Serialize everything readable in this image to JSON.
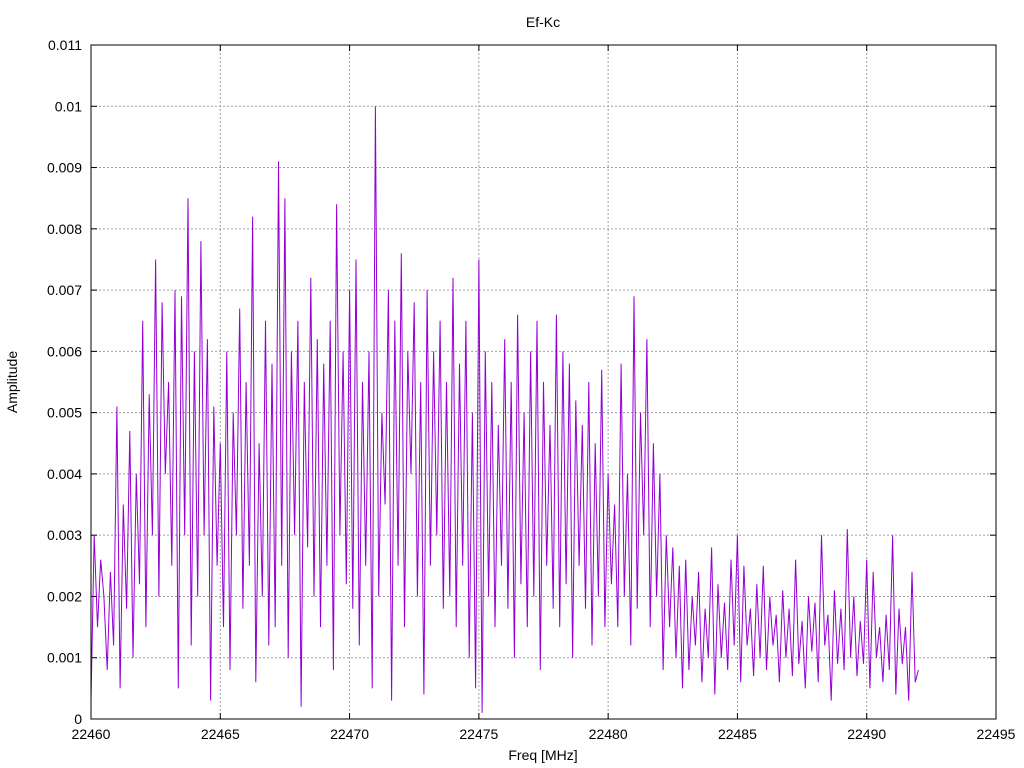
{
  "chart_data": {
    "type": "line",
    "title": "Ef-Kc",
    "xlabel": "Freq [MHz]",
    "ylabel": "Amplitude",
    "xlim": [
      22460,
      22495
    ],
    "ylim": [
      0,
      0.011
    ],
    "grid": true,
    "series_color": "#9400d3",
    "xticks": [
      "22460",
      "22465",
      "22470",
      "22475",
      "22480",
      "22485",
      "22490",
      "22495"
    ],
    "yticks": [
      "0",
      "0.001",
      "0.002",
      "0.003",
      "0.004",
      "0.005",
      "0.006",
      "0.007",
      "0.008",
      "0.009",
      "0.01",
      "0.011"
    ],
    "x_start": 22460,
    "x_step": 0.125,
    "values": [
      0.0003,
      0.003,
      0.0015,
      0.0026,
      0.002,
      0.0008,
      0.0024,
      0.0012,
      0.0051,
      0.0005,
      0.0035,
      0.0018,
      0.0047,
      0.001,
      0.004,
      0.0022,
      0.0065,
      0.0015,
      0.0053,
      0.003,
      0.0075,
      0.002,
      0.0068,
      0.004,
      0.0055,
      0.0025,
      0.007,
      0.0005,
      0.0069,
      0.003,
      0.0085,
      0.0012,
      0.006,
      0.002,
      0.0078,
      0.003,
      0.0062,
      0.0003,
      0.0051,
      0.0025,
      0.0045,
      0.0015,
      0.006,
      0.0008,
      0.005,
      0.003,
      0.0067,
      0.0018,
      0.0055,
      0.0025,
      0.0082,
      0.0006,
      0.0045,
      0.002,
      0.0065,
      0.0012,
      0.0058,
      0.0015,
      0.0091,
      0.0025,
      0.0085,
      0.001,
      0.006,
      0.003,
      0.0065,
      0.0002,
      0.0055,
      0.0028,
      0.0072,
      0.002,
      0.0062,
      0.0015,
      0.0058,
      0.0025,
      0.0065,
      0.0008,
      0.0084,
      0.003,
      0.006,
      0.0022,
      0.007,
      0.0018,
      0.0075,
      0.0012,
      0.0055,
      0.0025,
      0.006,
      0.0005,
      0.01,
      0.002,
      0.005,
      0.0035,
      0.007,
      0.0003,
      0.0065,
      0.0025,
      0.0076,
      0.0015,
      0.006,
      0.004,
      0.0068,
      0.002,
      0.0055,
      0.0004,
      0.007,
      0.0025,
      0.006,
      0.003,
      0.0065,
      0.0018,
      0.0055,
      0.002,
      0.0072,
      0.0015,
      0.0058,
      0.0025,
      0.0065,
      0.001,
      0.005,
      0.0005,
      0.0075,
      0.0001,
      0.006,
      0.002,
      0.0055,
      0.0015,
      0.0048,
      0.0025,
      0.0062,
      0.0018,
      0.0055,
      0.001,
      0.0066,
      0.0022,
      0.005,
      0.0015,
      0.006,
      0.002,
      0.0065,
      0.0008,
      0.0055,
      0.0025,
      0.0048,
      0.0018,
      0.0066,
      0.0015,
      0.006,
      0.0022,
      0.0058,
      0.001,
      0.0052,
      0.0025,
      0.0048,
      0.0018,
      0.0055,
      0.0012,
      0.0045,
      0.002,
      0.0057,
      0.0015,
      0.004,
      0.0022,
      0.0035,
      0.0015,
      0.0058,
      0.002,
      0.004,
      0.0012,
      0.0069,
      0.0018,
      0.005,
      0.003,
      0.0062,
      0.0015,
      0.0045,
      0.002,
      0.004,
      0.0008,
      0.003,
      0.0015,
      0.0028,
      0.001,
      0.0025,
      0.0005,
      0.0026,
      0.0008,
      0.002,
      0.0012,
      0.0024,
      0.0006,
      0.0018,
      0.001,
      0.0028,
      0.0004,
      0.0022,
      0.001,
      0.0019,
      0.0008,
      0.0026,
      0.0012,
      0.003,
      0.0006,
      0.0025,
      0.0012,
      0.0018,
      0.0007,
      0.0022,
      0.001,
      0.0025,
      0.0008,
      0.002,
      0.0012,
      0.0017,
      0.0006,
      0.0021,
      0.001,
      0.0018,
      0.0007,
      0.0026,
      0.0009,
      0.0016,
      0.0005,
      0.002,
      0.0011,
      0.0019,
      0.0006,
      0.003,
      0.0012,
      0.0017,
      0.0003,
      0.0021,
      0.0009,
      0.0018,
      0.0008,
      0.0031,
      0.001,
      0.002,
      0.0007,
      0.0016,
      0.0009,
      0.0026,
      0.0005,
      0.0024,
      0.001,
      0.0015,
      0.0006,
      0.0017,
      0.0008,
      0.003,
      0.0004,
      0.0018,
      0.0009,
      0.0015,
      0.0003,
      0.0024,
      0.0006,
      0.0008
    ]
  }
}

-----

Return all of the entries exactly as written, but drop any pictures they hold.

- Final result
Serialize everything readable in this image to JSON.
{
  "chart_data": {
    "type": "line",
    "title": "Ef-Kc",
    "xlabel": "Freq [MHz]",
    "ylabel": "Amplitude",
    "xlim": [
      22460,
      22495
    ],
    "ylim": [
      0,
      0.011
    ],
    "grid": true,
    "series_color": "#9400d3",
    "xticks": [
      "22460",
      "22465",
      "22470",
      "22475",
      "22480",
      "22485",
      "22490",
      "22495"
    ],
    "yticks": [
      "0",
      "0.001",
      "0.002",
      "0.003",
      "0.004",
      "0.005",
      "0.006",
      "0.007",
      "0.008",
      "0.009",
      "0.01",
      "0.011"
    ],
    "x_start": 22460,
    "x_step": 0.125,
    "values": [
      0.0003,
      0.003,
      0.0015,
      0.0026,
      0.002,
      0.0008,
      0.0024,
      0.0012,
      0.0051,
      0.0005,
      0.0035,
      0.0018,
      0.0047,
      0.001,
      0.004,
      0.0022,
      0.0065,
      0.0015,
      0.0053,
      0.003,
      0.0075,
      0.002,
      0.0068,
      0.004,
      0.0055,
      0.0025,
      0.007,
      0.0005,
      0.0069,
      0.003,
      0.0085,
      0.0012,
      0.006,
      0.002,
      0.0078,
      0.003,
      0.0062,
      0.0003,
      0.0051,
      0.0025,
      0.0045,
      0.0015,
      0.006,
      0.0008,
      0.005,
      0.003,
      0.0067,
      0.0018,
      0.0055,
      0.0025,
      0.0082,
      0.0006,
      0.0045,
      0.002,
      0.0065,
      0.0012,
      0.0058,
      0.0015,
      0.0091,
      0.0025,
      0.0085,
      0.001,
      0.006,
      0.003,
      0.0065,
      0.0002,
      0.0055,
      0.0028,
      0.0072,
      0.002,
      0.0062,
      0.0015,
      0.0058,
      0.0025,
      0.0065,
      0.0008,
      0.0084,
      0.003,
      0.006,
      0.0022,
      0.007,
      0.0018,
      0.0075,
      0.0012,
      0.0055,
      0.0025,
      0.006,
      0.0005,
      0.01,
      0.002,
      0.005,
      0.0035,
      0.007,
      0.0003,
      0.0065,
      0.0025,
      0.0076,
      0.0015,
      0.006,
      0.004,
      0.0068,
      0.002,
      0.0055,
      0.0004,
      0.007,
      0.0025,
      0.006,
      0.003,
      0.0065,
      0.0018,
      0.0055,
      0.002,
      0.0072,
      0.0015,
      0.0058,
      0.0025,
      0.0065,
      0.001,
      0.005,
      0.0005,
      0.0075,
      0.0001,
      0.006,
      0.002,
      0.0055,
      0.0015,
      0.0048,
      0.0025,
      0.0062,
      0.0018,
      0.0055,
      0.001,
      0.0066,
      0.0022,
      0.005,
      0.0015,
      0.006,
      0.002,
      0.0065,
      0.0008,
      0.0055,
      0.0025,
      0.0048,
      0.0018,
      0.0066,
      0.0015,
      0.006,
      0.0022,
      0.0058,
      0.001,
      0.0052,
      0.0025,
      0.0048,
      0.0018,
      0.0055,
      0.0012,
      0.0045,
      0.002,
      0.0057,
      0.0015,
      0.004,
      0.0022,
      0.0035,
      0.0015,
      0.0058,
      0.002,
      0.004,
      0.0012,
      0.0069,
      0.0018,
      0.005,
      0.003,
      0.0062,
      0.0015,
      0.0045,
      0.002,
      0.004,
      0.0008,
      0.003,
      0.0015,
      0.0028,
      0.001,
      0.0025,
      0.0005,
      0.0026,
      0.0008,
      0.002,
      0.0012,
      0.0024,
      0.0006,
      0.0018,
      0.001,
      0.0028,
      0.0004,
      0.0022,
      0.001,
      0.0019,
      0.0008,
      0.0026,
      0.0012,
      0.003,
      0.0006,
      0.0025,
      0.0012,
      0.0018,
      0.0007,
      0.0022,
      0.001,
      0.0025,
      0.0008,
      0.002,
      0.0012,
      0.0017,
      0.0006,
      0.0021,
      0.001,
      0.0018,
      0.0007,
      0.0026,
      0.0009,
      0.0016,
      0.0005,
      0.002,
      0.0011,
      0.0019,
      0.0006,
      0.003,
      0.0012,
      0.0017,
      0.0003,
      0.0021,
      0.0009,
      0.0018,
      0.0008,
      0.0031,
      0.001,
      0.002,
      0.0007,
      0.0016,
      0.0009,
      0.0026,
      0.0005,
      0.0024,
      0.001,
      0.0015,
      0.0006,
      0.0017,
      0.0008,
      0.003,
      0.0004,
      0.0018,
      0.0009,
      0.0015,
      0.0003,
      0.0024,
      0.0006,
      0.0008
    ]
  }
}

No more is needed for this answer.